§ **Given problem**
Below is a set of records. Repeat all of them exactly.

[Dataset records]
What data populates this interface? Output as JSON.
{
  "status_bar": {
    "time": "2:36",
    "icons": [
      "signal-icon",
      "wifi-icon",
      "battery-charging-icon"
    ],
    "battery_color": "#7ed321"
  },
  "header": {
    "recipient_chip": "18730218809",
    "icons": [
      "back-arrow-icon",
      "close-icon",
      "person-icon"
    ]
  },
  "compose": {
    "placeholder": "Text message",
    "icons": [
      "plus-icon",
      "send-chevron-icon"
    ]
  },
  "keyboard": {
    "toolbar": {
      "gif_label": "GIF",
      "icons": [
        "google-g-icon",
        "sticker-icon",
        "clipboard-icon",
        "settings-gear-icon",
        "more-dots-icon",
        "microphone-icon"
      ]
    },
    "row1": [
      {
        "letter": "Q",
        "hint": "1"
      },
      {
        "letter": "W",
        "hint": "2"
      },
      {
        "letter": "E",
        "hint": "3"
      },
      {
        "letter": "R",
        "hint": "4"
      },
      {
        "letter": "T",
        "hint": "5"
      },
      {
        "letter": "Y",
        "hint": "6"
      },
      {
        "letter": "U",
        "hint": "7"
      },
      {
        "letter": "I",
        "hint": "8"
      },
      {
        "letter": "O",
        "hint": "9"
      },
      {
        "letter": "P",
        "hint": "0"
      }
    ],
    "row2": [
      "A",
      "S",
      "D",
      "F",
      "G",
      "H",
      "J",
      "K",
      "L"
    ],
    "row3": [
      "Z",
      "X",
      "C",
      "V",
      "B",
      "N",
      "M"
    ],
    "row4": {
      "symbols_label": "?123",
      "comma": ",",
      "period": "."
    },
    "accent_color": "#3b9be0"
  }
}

§ **The reply**
What data populates this interface? Output as JSON.
{
  "status_bar": {
    "time": "2:36",
    "icons": [
      "signal-icon",
      "wifi-icon",
      "battery-charging-icon"
    ],
    "battery_color": "#7ed321"
  },
  "header": {
    "recipient_chip": "18730218809",
    "icons": [
      "back-arrow-icon",
      "close-icon",
      "person-icon"
    ]
  },
  "compose": {
    "placeholder": "Text message",
    "icons": [
      "plus-icon",
      "send-chevron-icon"
    ]
  },
  "keyboard": {
    "toolbar": {
      "gif_label": "GIF",
      "icons": [
        "google-g-icon",
        "sticker-icon",
        "clipboard-icon",
        "settings-gear-icon",
        "more-dots-icon",
        "microphone-icon"
      ]
    },
    "row1": [
      {
        "letter": "Q",
        "hint": "1"
      },
      {
        "letter": "W",
        "hint": "2"
      },
      {
        "letter": "E",
        "hint": "3"
      },
      {
        "letter": "R",
        "hint": "4"
      },
      {
        "letter": "T",
        "hint": "5"
      },
      {
        "letter": "Y",
        "hint": "6"
      },
      {
        "letter": "U",
        "hint": "7"
      },
      {
        "letter": "I",
        "hint": "8"
      },
      {
        "letter": "O",
        "hint": "9"
      },
      {
        "letter": "P",
        "hint": "0"
      }
    ],
    "row2": [
      "A",
      "S",
      "D",
      "F",
      "G",
      "H",
      "J",
      "K",
      "L"
    ],
    "row3": [
      "Z",
      "X",
      "C",
      "V",
      "B",
      "N",
      "M"
    ],
    "row4": {
      "symbols_label": "?123",
      "comma": ",",
      "period": "."
    },
    "accent_color": "#3b9be0"
  }
}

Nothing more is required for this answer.